(Raw records)
--- START ---

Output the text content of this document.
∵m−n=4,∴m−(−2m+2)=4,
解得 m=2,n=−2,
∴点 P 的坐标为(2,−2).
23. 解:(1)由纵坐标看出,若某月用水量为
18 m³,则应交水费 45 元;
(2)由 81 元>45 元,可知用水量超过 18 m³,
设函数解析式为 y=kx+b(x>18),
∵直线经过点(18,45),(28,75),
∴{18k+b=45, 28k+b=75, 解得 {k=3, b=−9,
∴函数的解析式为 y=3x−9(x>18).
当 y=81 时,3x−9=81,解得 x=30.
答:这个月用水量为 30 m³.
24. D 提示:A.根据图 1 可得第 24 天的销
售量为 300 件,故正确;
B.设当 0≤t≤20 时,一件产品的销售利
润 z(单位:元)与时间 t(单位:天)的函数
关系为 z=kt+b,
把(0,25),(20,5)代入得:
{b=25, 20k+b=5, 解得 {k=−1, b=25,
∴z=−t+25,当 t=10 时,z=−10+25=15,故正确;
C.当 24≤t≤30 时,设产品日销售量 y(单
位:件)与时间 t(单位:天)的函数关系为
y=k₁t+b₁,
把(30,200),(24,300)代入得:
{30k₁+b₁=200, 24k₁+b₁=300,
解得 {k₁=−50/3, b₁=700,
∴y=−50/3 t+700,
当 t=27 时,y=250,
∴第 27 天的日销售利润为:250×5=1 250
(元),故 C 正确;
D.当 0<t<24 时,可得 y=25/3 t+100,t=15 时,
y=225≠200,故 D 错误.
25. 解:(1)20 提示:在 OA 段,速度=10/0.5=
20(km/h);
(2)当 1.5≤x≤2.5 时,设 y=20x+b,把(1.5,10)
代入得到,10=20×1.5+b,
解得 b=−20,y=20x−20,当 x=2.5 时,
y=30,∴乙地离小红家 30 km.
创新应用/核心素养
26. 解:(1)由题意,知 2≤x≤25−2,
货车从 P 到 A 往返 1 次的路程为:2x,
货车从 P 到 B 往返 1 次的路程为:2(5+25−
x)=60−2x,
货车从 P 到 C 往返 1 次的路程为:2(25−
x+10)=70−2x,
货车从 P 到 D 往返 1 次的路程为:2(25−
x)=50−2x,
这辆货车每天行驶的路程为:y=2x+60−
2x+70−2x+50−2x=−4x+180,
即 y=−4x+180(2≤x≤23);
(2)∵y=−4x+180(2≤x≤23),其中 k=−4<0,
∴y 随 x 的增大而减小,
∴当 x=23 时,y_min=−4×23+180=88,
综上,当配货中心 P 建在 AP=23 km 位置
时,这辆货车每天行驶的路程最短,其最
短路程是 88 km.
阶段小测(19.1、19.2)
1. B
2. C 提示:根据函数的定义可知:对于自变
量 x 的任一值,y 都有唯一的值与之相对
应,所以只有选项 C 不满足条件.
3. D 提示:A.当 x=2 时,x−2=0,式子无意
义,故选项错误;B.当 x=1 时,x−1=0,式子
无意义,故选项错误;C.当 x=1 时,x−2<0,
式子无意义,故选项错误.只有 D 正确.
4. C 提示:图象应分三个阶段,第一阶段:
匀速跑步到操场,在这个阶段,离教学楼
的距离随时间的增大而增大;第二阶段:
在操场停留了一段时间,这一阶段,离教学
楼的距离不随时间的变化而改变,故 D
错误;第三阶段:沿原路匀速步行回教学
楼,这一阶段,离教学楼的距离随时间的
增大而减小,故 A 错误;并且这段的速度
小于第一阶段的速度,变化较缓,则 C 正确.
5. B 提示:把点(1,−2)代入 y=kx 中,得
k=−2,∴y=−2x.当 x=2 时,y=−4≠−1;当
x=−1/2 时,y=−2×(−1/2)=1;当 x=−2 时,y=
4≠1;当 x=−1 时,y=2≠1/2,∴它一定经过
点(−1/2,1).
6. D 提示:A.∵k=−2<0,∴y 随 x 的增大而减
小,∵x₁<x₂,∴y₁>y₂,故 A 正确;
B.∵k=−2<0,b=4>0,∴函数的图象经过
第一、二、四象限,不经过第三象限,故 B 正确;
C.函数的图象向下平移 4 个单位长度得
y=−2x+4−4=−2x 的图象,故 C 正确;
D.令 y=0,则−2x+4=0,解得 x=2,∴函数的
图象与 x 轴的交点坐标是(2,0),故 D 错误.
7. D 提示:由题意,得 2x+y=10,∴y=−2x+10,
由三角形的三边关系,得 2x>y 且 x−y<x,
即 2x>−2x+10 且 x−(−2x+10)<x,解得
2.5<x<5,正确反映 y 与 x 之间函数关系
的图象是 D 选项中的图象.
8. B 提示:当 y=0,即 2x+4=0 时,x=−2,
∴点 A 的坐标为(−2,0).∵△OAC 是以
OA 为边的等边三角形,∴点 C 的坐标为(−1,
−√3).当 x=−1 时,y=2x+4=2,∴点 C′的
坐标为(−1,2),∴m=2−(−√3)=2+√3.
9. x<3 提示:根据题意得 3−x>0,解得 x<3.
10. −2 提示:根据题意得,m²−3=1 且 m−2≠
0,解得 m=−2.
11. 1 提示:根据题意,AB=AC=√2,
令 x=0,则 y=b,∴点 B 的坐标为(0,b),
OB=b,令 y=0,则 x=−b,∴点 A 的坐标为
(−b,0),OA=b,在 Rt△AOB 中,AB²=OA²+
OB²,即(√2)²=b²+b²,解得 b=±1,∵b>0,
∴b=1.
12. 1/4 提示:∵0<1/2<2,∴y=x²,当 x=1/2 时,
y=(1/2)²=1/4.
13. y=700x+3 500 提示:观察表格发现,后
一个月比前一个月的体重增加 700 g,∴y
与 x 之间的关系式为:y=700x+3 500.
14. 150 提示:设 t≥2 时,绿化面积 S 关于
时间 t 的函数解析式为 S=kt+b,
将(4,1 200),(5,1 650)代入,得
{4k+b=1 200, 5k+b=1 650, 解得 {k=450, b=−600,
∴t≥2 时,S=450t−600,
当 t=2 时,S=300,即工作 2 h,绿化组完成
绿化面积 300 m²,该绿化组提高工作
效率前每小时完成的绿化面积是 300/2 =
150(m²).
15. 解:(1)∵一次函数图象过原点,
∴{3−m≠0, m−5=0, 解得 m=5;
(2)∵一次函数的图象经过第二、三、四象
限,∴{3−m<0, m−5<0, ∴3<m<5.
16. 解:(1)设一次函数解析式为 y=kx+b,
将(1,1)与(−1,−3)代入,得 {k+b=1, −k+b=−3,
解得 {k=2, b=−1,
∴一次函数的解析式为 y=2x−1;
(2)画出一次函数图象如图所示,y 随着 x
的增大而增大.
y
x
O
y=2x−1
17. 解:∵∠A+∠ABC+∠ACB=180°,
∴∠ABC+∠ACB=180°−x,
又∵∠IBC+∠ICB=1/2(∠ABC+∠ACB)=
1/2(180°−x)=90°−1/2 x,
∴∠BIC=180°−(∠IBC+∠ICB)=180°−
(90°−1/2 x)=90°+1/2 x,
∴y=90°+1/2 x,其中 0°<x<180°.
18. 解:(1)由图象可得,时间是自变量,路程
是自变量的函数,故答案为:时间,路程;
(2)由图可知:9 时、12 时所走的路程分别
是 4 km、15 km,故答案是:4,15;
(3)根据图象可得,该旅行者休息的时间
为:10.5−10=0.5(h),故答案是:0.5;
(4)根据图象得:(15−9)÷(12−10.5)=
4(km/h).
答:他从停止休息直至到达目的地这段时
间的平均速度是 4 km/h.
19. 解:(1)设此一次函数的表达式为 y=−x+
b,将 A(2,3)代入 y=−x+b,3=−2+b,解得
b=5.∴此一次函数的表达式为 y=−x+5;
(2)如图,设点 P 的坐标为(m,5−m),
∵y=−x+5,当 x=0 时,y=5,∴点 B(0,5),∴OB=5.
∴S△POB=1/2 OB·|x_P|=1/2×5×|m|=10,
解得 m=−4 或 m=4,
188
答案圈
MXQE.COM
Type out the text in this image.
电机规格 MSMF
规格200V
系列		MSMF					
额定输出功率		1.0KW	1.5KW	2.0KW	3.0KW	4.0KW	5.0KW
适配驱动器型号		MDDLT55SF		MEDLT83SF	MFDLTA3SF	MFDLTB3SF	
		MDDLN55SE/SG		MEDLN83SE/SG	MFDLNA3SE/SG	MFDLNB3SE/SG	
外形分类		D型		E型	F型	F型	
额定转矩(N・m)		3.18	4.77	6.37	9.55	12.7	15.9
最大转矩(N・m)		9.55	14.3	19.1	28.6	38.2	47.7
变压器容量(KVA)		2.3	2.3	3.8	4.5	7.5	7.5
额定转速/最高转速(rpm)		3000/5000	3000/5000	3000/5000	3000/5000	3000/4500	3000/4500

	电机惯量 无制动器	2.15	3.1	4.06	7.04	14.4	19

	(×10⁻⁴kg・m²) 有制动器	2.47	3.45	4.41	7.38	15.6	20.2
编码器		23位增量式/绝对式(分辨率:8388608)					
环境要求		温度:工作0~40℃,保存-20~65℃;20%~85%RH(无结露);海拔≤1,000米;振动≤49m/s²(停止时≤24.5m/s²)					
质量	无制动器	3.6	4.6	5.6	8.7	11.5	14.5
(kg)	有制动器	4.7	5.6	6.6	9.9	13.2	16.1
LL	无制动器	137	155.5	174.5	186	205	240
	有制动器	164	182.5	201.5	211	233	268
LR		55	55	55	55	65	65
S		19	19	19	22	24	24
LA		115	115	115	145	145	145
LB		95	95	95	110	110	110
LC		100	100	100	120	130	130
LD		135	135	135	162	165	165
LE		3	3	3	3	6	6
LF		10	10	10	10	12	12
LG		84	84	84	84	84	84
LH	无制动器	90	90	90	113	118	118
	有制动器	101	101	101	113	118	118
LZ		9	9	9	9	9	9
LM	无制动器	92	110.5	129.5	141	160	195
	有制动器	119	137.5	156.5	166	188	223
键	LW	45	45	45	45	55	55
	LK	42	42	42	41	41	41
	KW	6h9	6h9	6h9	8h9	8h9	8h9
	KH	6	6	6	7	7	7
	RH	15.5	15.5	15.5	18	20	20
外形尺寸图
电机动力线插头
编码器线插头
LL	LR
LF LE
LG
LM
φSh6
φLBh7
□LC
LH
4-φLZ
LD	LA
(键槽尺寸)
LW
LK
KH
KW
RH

--- END ---

Exercise prompt
Find the line containing "Type out the text in this image." in the material above. Print it and every line after it through the end, exactly and only those.

Response to this exercise
Type out the text in this image.
电机规格 MSMF
规格200V
系列		MSMF					
额定输出功率		1.0KW	1.5KW	2.0KW	3.0KW	4.0KW	5.0KW
适配驱动器型号		MDDLT55SF		MEDLT83SF	MFDLTA3SF	MFDLTB3SF	
		MDDLN55SE/SG		MEDLN83SE/SG	MFDLNA3SE/SG	MFDLNB3SE/SG	
外形分类		D型		E型	F型	F型	
额定转矩(N・m)		3.18	4.77	6.37	9.55	12.7	15.9
最大转矩(N・m)		9.55	14.3	19.1	28.6	38.2	47.7
变压器容量(KVA)		2.3	2.3	3.8	4.5	7.5	7.5
额定转速/最高转速(rpm)		3000/5000	3000/5000	3000/5000	3000/5000	3000/4500	3000/4500

	电机惯量 无制动器	2.15	3.1	4.06	7.04	14.4	19

	(×10⁻⁴kg・m²) 有制动器	2.47	3.45	4.41	7.38	15.6	20.2
编码器		23位增量式/绝对式(分辨率:8388608)					
环境要求		温度:工作0~40℃,保存-20~65℃;20%~85%RH(无结露);海拔≤1,000米;振动≤49m/s²(停止时≤24.5m/s²)					
质量	无制动器	3.6	4.6	5.6	8.7	11.5	14.5
(kg)	有制动器	4.7	5.6	6.6	9.9	13.2	16.1
LL	无制动器	137	155.5	174.5	186	205	240
	有制动器	164	182.5	201.5	211	233	268
LR		55	55	55	55	65	65
S		19	19	19	22	24	24
LA		115	115	115	145	145	145
LB		95	95	95	110	110	110
LC		100	100	100	120	130	130
LD		135	135	135	162	165	165
LE		3	3	3	3	6	6
LF		10	10	10	10	12	12
LG		84	84	84	84	84	84
LH	无制动器	90	90	90	113	118	118
	有制动器	101	101	101	113	118	118
LZ		9	9	9	9	9	9
LM	无制动器	92	110.5	129.5	141	160	195
	有制动器	119	137.5	156.5	166	188	223
键	LW	45	45	45	45	55	55
	LK	42	42	42	41	41	41
	KW	6h9	6h9	6h9	8h9	8h9	8h9
	KH	6	6	6	7	7	7
	RH	15.5	15.5	15.5	18	20	20
外形尺寸图
电机动力线插头
编码器线插头
LL	LR
LF LE
LG
LM
φSh6
φLBh7
□LC
LH
4-φLZ
LD	LA
(键槽尺寸)
LW
LK
KH
KW
RH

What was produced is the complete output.